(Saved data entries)
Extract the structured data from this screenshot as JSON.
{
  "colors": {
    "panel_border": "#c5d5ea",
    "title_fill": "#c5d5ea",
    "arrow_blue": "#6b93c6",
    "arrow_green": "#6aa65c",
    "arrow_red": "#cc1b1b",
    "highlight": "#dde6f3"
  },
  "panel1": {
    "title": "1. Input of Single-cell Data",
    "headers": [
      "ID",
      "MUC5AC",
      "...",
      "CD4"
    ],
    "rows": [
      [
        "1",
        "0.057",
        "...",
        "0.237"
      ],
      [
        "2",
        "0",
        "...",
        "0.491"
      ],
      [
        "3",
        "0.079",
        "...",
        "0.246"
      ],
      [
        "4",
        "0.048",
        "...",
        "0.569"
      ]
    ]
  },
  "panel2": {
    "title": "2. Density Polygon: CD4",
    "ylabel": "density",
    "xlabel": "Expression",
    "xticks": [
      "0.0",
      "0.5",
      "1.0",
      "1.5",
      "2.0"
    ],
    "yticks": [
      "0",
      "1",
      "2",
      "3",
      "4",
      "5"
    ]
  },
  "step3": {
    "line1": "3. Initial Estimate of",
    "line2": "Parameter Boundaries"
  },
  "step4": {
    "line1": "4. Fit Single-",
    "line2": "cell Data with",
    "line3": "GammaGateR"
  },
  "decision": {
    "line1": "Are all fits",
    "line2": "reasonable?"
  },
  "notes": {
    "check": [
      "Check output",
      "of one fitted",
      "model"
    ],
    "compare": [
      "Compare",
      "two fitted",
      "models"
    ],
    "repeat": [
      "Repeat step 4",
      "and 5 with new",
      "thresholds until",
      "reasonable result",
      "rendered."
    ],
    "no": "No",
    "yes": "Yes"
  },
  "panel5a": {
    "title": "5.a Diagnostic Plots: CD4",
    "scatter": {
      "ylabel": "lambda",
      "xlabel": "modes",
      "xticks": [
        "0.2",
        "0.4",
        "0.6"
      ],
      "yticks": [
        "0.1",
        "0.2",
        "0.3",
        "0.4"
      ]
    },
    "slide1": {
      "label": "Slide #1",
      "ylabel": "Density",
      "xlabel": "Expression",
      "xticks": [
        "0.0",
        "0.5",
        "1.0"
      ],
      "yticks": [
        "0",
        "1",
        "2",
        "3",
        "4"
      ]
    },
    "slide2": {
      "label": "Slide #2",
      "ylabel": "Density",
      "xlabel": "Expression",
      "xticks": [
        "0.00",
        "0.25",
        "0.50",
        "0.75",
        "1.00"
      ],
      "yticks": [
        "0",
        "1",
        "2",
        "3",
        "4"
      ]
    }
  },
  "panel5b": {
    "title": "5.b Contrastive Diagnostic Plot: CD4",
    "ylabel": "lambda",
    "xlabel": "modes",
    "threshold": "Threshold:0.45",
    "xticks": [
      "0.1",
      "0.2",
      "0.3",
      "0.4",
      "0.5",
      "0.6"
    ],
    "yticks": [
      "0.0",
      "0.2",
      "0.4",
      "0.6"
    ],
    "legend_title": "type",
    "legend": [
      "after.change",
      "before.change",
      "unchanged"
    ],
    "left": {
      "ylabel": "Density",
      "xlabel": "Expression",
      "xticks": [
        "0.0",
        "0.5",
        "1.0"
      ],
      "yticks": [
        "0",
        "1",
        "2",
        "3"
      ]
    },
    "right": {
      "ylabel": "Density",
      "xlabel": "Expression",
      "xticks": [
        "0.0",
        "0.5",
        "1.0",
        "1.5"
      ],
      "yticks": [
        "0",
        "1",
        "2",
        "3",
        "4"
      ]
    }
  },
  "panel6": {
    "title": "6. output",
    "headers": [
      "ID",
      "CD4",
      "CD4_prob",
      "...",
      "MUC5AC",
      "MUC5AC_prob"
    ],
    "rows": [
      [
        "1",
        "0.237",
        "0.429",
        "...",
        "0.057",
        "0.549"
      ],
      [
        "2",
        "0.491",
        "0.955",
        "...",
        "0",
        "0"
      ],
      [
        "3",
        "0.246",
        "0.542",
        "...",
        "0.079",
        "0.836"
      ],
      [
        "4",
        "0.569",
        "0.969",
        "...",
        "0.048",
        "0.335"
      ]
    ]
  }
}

> **Work to be completed**
Retype all of the material above with every character intact.

> **Full solution**
Extract the structured data from this screenshot as JSON.
{
  "colors": {
    "panel_border": "#c5d5ea",
    "title_fill": "#c5d5ea",
    "arrow_blue": "#6b93c6",
    "arrow_green": "#6aa65c",
    "arrow_red": "#cc1b1b",
    "highlight": "#dde6f3"
  },
  "panel1": {
    "title": "1. Input of Single-cell Data",
    "headers": [
      "ID",
      "MUC5AC",
      "...",
      "CD4"
    ],
    "rows": [
      [
        "1",
        "0.057",
        "...",
        "0.237"
      ],
      [
        "2",
        "0",
        "...",
        "0.491"
      ],
      [
        "3",
        "0.079",
        "...",
        "0.246"
      ],
      [
        "4",
        "0.048",
        "...",
        "0.569"
      ]
    ]
  },
  "panel2": {
    "title": "2. Density Polygon: CD4",
    "ylabel": "density",
    "xlabel": "Expression",
    "xticks": [
      "0.0",
      "0.5",
      "1.0",
      "1.5",
      "2.0"
    ],
    "yticks": [
      "0",
      "1",
      "2",
      "3",
      "4",
      "5"
    ]
  },
  "step3": {
    "line1": "3. Initial Estimate of",
    "line2": "Parameter Boundaries"
  },
  "step4": {
    "line1": "4. Fit Single-",
    "line2": "cell Data with",
    "line3": "GammaGateR"
  },
  "decision": {
    "line1": "Are all fits",
    "line2": "reasonable?"
  },
  "notes": {
    "check": [
      "Check output",
      "of one fitted",
      "model"
    ],
    "compare": [
      "Compare",
      "two fitted",
      "models"
    ],
    "repeat": [
      "Repeat step 4",
      "and 5 with new",
      "thresholds until",
      "reasonable result",
      "rendered."
    ],
    "no": "No",
    "yes": "Yes"
  },
  "panel5a": {
    "title": "5.a Diagnostic Plots: CD4",
    "scatter": {
      "ylabel": "lambda",
      "xlabel": "modes",
      "xticks": [
        "0.2",
        "0.4",
        "0.6"
      ],
      "yticks": [
        "0.1",
        "0.2",
        "0.3",
        "0.4"
      ]
    },
    "slide1": {
      "label": "Slide #1",
      "ylabel": "Density",
      "xlabel": "Expression",
      "xticks": [
        "0.0",
        "0.5",
        "1.0"
      ],
      "yticks": [
        "0",
        "1",
        "2",
        "3",
        "4"
      ]
    },
    "slide2": {
      "label": "Slide #2",
      "ylabel": "Density",
      "xlabel": "Expression",
      "xticks": [
        "0.00",
        "0.25",
        "0.50",
        "0.75",
        "1.00"
      ],
      "yticks": [
        "0",
        "1",
        "2",
        "3",
        "4"
      ]
    }
  },
  "panel5b": {
    "title": "5.b Contrastive Diagnostic Plot: CD4",
    "ylabel": "lambda",
    "xlabel": "modes",
    "threshold": "Threshold:0.45",
    "xticks": [
      "0.1",
      "0.2",
      "0.3",
      "0.4",
      "0.5",
      "0.6"
    ],
    "yticks": [
      "0.0",
      "0.2",
      "0.4",
      "0.6"
    ],
    "legend_title": "type",
    "legend": [
      "after.change",
      "before.change",
      "unchanged"
    ],
    "left": {
      "ylabel": "Density",
      "xlabel": "Expression",
      "xticks": [
        "0.0",
        "0.5",
        "1.0"
      ],
      "yticks": [
        "0",
        "1",
        "2",
        "3"
      ]
    },
    "right": {
      "ylabel": "Density",
      "xlabel": "Expression",
      "xticks": [
        "0.0",
        "0.5",
        "1.0",
        "1.5"
      ],
      "yticks": [
        "0",
        "1",
        "2",
        "3",
        "4"
      ]
    }
  },
  "panel6": {
    "title": "6. output",
    "headers": [
      "ID",
      "CD4",
      "CD4_prob",
      "...",
      "MUC5AC",
      "MUC5AC_prob"
    ],
    "rows": [
      [
        "1",
        "0.237",
        "0.429",
        "...",
        "0.057",
        "0.549"
      ],
      [
        "2",
        "0.491",
        "0.955",
        "...",
        "0",
        "0"
      ],
      [
        "3",
        "0.246",
        "0.542",
        "...",
        "0.079",
        "0.836"
      ],
      [
        "4",
        "0.569",
        "0.969",
        "...",
        "0.048",
        "0.335"
      ]
    ]
  }
}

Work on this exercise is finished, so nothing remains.